● **Trecho fornecido**

---------------

Gaiman escreveu esse texto em seu blog em resposta a um fã chamado Gareth, que o perguntou a respeito das responsabilidades de um escritor em cumprir prazos. Eis a resposta de Gaiman:
Veja, isso pode não ser muito palatável, Gareth, e eu continuo tentando achar a melhor maneira de explicar, mas simplificando as coisas, pelo menos da minha perspectiva, é assim:
George Martin não é sua vadia!
Isso é uma coisa útil de saber. Talvez uma coisa útil para se apontar, quando você possivelmente fica imaginando que, George é, de fato, sua vadia, e deveria estar lá fora digitando o que você queria ler agora.
Pessoas não são máquinas. Escritores e artistas não são máquinas.
Você está reclamando que George está fazendo outras coisas ao invés de que escrever os livros que você queria ler, como se comprar o primeiro livro da série fosse um contrato com ele: que você iria pagar dez dólares, e George, por sua vez, iria gastar cada hora em que estivesse acordando escrevendo o resto dos livros, até que a série fosse terminada, para você.
Esse contrato não existe. Você estava pagando seus dez dólares pelo livro que você já leu, e eu suponho que você tenha gostado, já que quer saber o que acontece depois.

---------------

● **Linhas de dados**
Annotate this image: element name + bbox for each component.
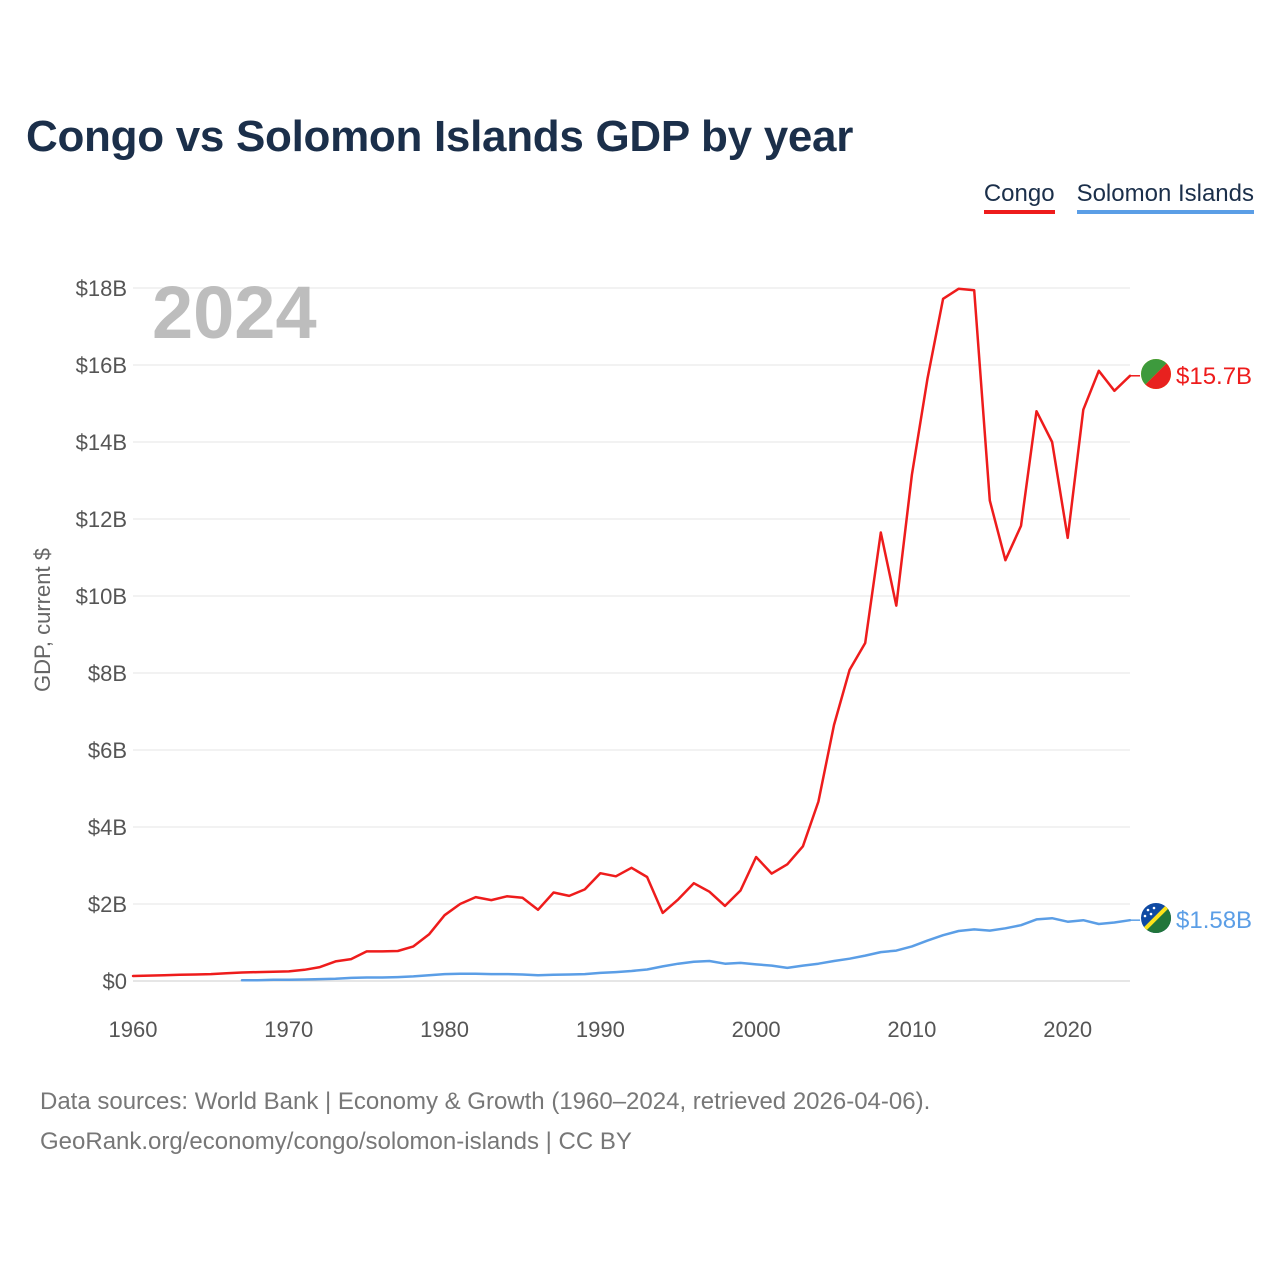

---------------

● **Conjunto de tarefas**
1. Responda às perguntas abaixo com base no trecho fornecido:
(a) Como se chama o fã a quem Gaiman respondeu?
(b) Segundo o trecho, o que pessoas, escritores e artistas não são?
(c) Quanto o leitor pagou pelo livro que já leu?
2. Liste, por favor, todos os nomes de pessoas mencionados no trecho fornecido.
3. Transcreva o trecho fornecido a partir de "Pessoas não são" e seguindo até "que acontece depois.".

● **Respostas por tarefa**
1.
(a) Gareth.
(b) Máquinas.
(c) Dez dólares.

2. Gaiman, Gareth, George Martin

3.
Pessoas não são máquinas. Escritores e artistas não são máquinas.
Você está reclamando que George está fazendo outras coisas ao invés de que escrever os livros que você queria ler, como se comprar o primeiro livro da série fosse um contrato com ele: que você iria pagar dez dólares, e George, por sua vez, iria gastar cada hora em que estivesse acordando escrevendo o resto dos livros, até que a série fosse terminada, para você.
Esse contrato não existe. Você estava pagando seus dez dólares pelo livro que você já leu, e eu suponho que você tenha gostado, já que quer saber o que acontece depois.